--- RECORDS SHOWN ---

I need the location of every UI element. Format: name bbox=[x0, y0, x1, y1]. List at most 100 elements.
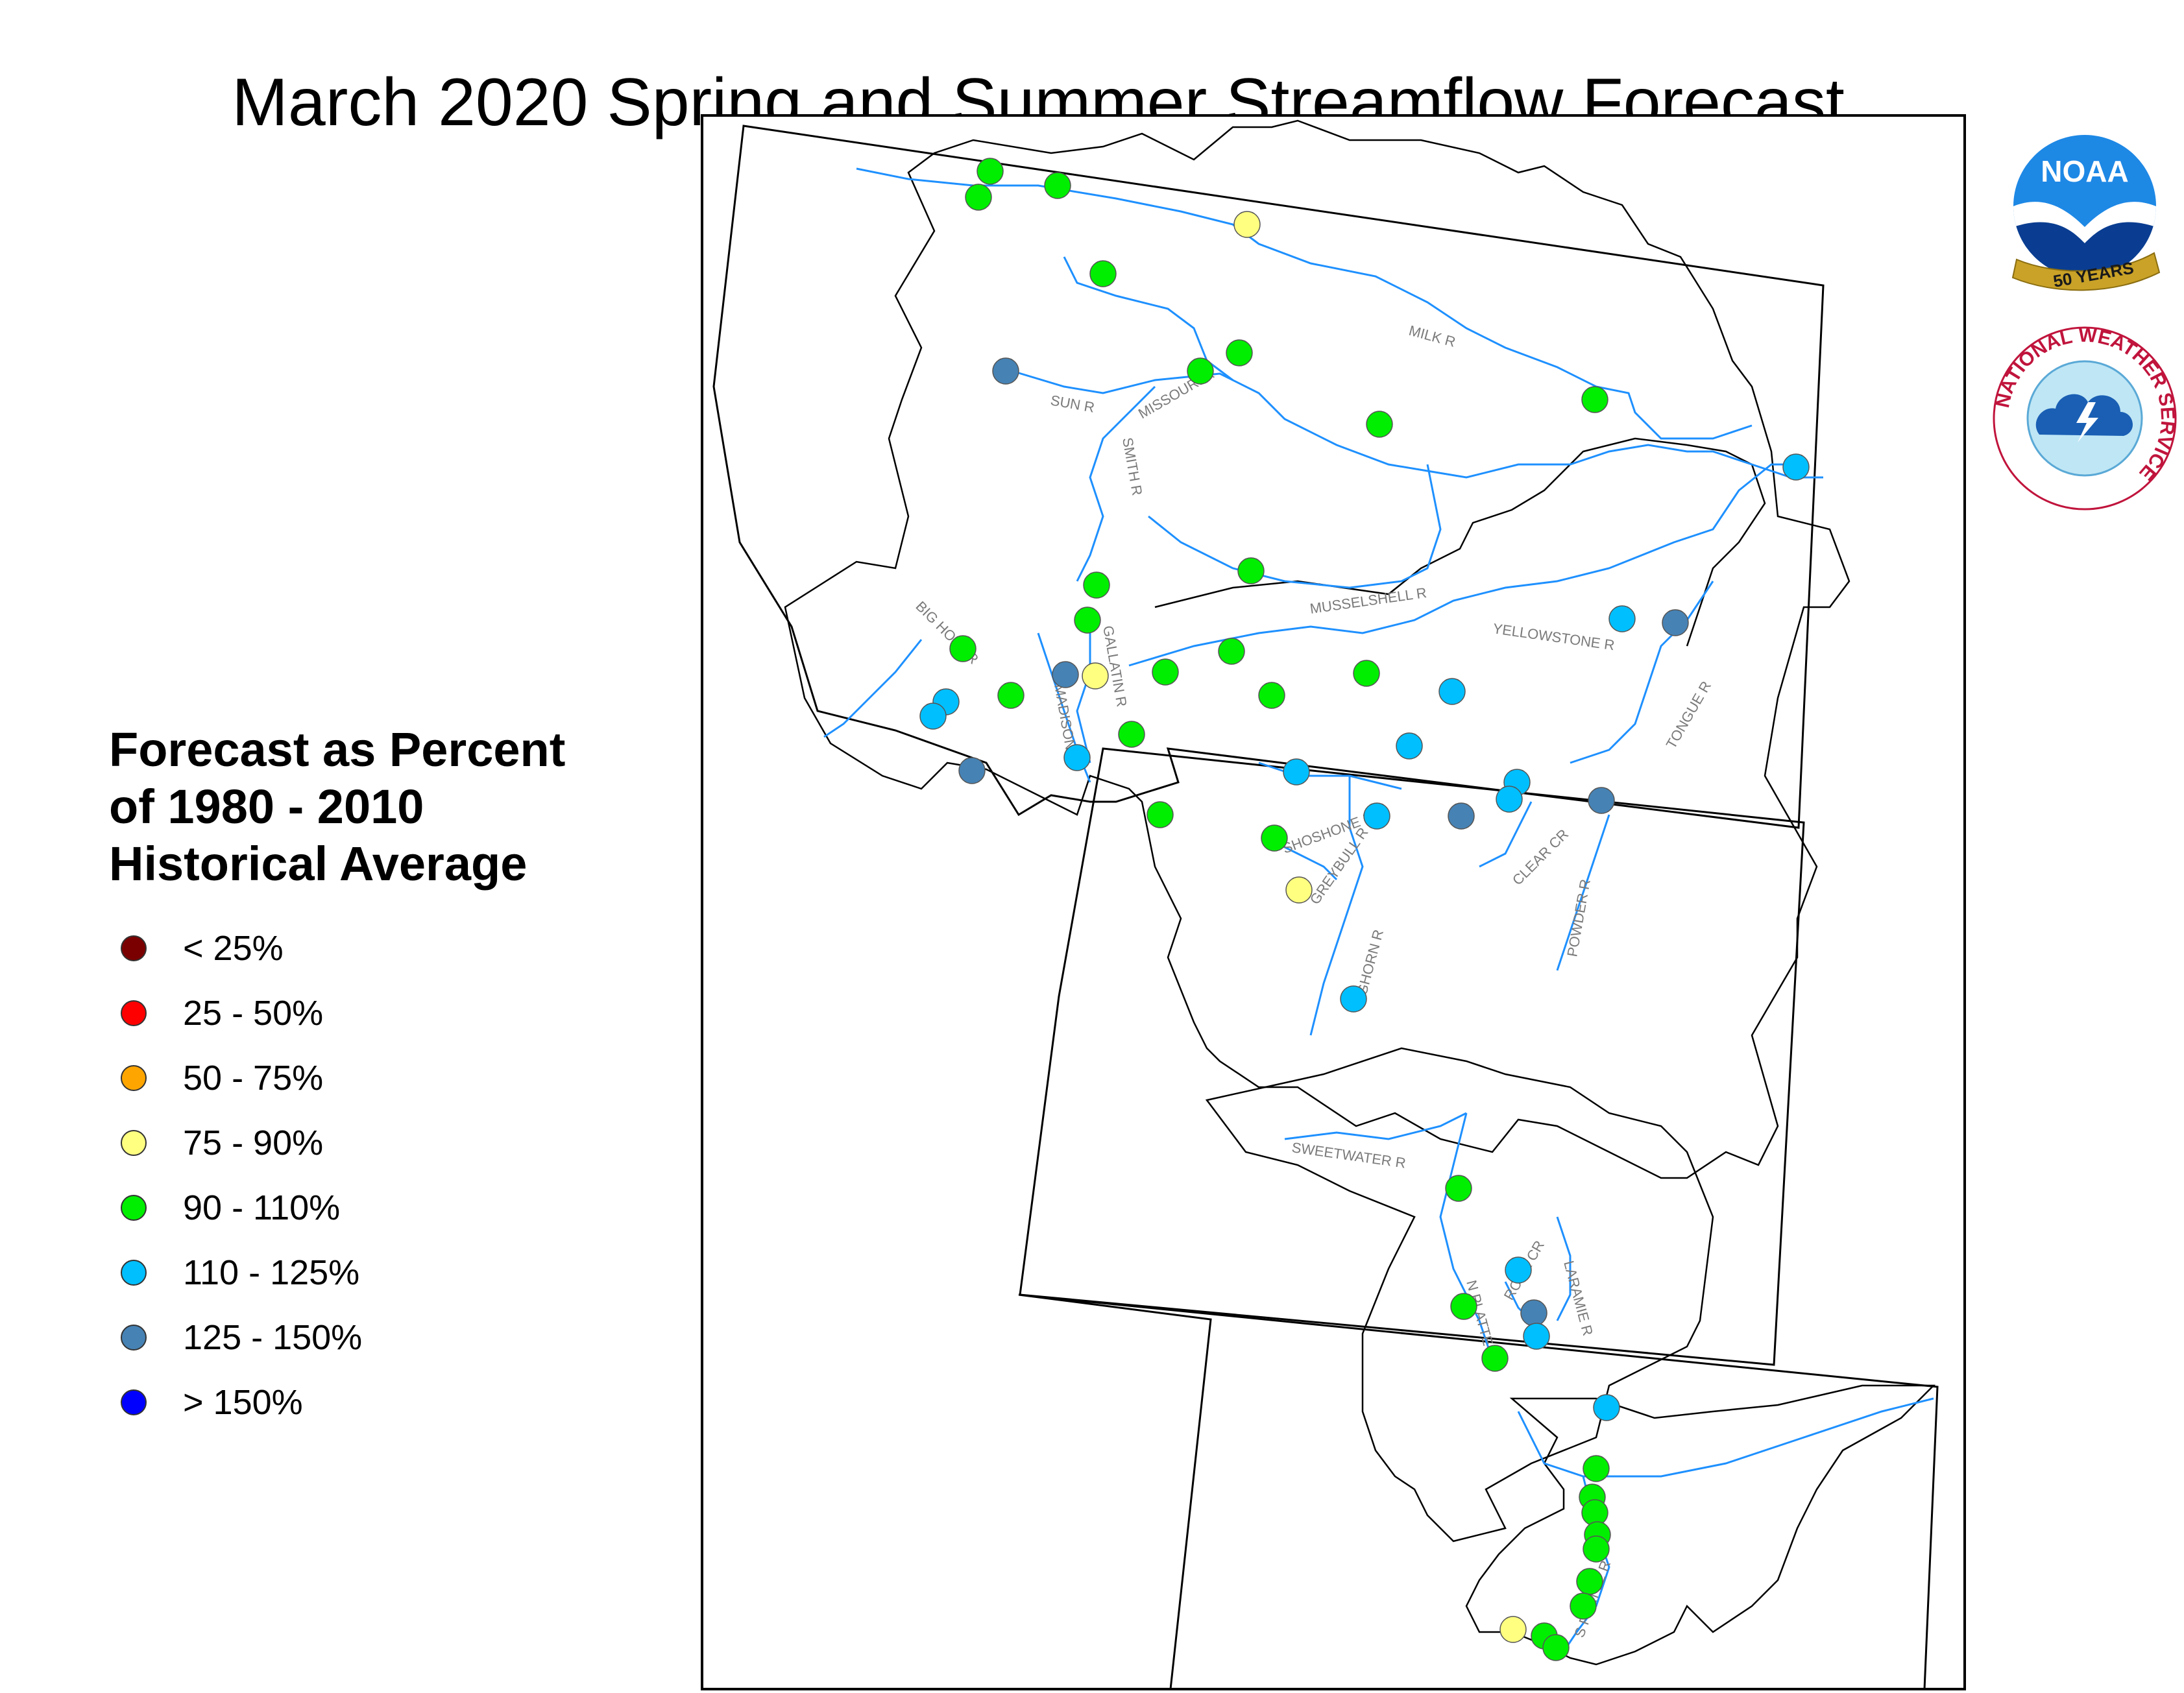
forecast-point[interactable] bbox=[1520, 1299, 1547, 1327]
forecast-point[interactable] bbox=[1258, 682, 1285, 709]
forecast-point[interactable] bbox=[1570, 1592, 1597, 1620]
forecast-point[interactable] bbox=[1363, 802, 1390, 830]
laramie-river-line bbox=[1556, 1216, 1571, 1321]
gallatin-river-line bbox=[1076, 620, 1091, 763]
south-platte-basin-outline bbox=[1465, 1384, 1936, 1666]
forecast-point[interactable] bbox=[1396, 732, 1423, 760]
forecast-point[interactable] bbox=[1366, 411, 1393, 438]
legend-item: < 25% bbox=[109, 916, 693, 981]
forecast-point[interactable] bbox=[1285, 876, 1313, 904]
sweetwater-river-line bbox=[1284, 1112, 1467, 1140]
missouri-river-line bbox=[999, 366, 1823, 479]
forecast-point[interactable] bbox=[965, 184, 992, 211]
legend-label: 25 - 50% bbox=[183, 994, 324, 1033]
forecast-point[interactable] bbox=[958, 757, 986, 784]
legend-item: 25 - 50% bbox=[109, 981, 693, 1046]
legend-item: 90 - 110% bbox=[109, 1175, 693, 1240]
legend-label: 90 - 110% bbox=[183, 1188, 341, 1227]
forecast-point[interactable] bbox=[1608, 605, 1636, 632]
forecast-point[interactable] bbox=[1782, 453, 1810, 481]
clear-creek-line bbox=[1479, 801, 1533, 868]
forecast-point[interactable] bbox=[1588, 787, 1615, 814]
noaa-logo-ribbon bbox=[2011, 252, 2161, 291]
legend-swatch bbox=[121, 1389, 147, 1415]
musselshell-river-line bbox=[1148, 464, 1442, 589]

---

WHAT YOU HAVE TO DO:
Lay out as a numbered list the lines from the line containing "forecast-point[interactable] bbox=[1520, 1299, 1547, 1327]" through the line containing "forecast-point[interactable] bbox=[1608, 605, 1636, 632]", omitting blank lines.

WRITTEN RESPONSE:
1. forecast-point[interactable] bbox=[1520, 1299, 1547, 1327]
2. forecast-point[interactable] bbox=[1258, 682, 1285, 709]
3. forecast-point[interactable] bbox=[1570, 1592, 1597, 1620]
4. forecast-point[interactable] bbox=[1363, 802, 1390, 830]
5. laramie-river-line bbox=[1556, 1216, 1571, 1321]
6. gallatin-river-line bbox=[1076, 620, 1091, 763]
7. south-platte-basin-outline bbox=[1465, 1384, 1936, 1666]
8. forecast-point[interactable] bbox=[1396, 732, 1423, 760]
9. forecast-point[interactable] bbox=[1366, 411, 1393, 438]
10. legend-item: < 25% bbox=[109, 916, 693, 981]
11. forecast-point[interactable] bbox=[1285, 876, 1313, 904]
12. sweetwater-river-line bbox=[1284, 1112, 1467, 1140]
13. missouri-river-line bbox=[999, 366, 1823, 479]
14. forecast-point[interactable] bbox=[965, 184, 992, 211]
15. legend-label: 25 - 50% bbox=[183, 994, 324, 1033]
16. forecast-point[interactable] bbox=[958, 757, 986, 784]
17. legend-item: 25 - 50% bbox=[109, 981, 693, 1046]
18. legend-item: 90 - 110% bbox=[109, 1175, 693, 1240]
19. legend-label: 90 - 110% bbox=[183, 1188, 341, 1227]
20. forecast-point[interactable] bbox=[1608, 605, 1636, 632]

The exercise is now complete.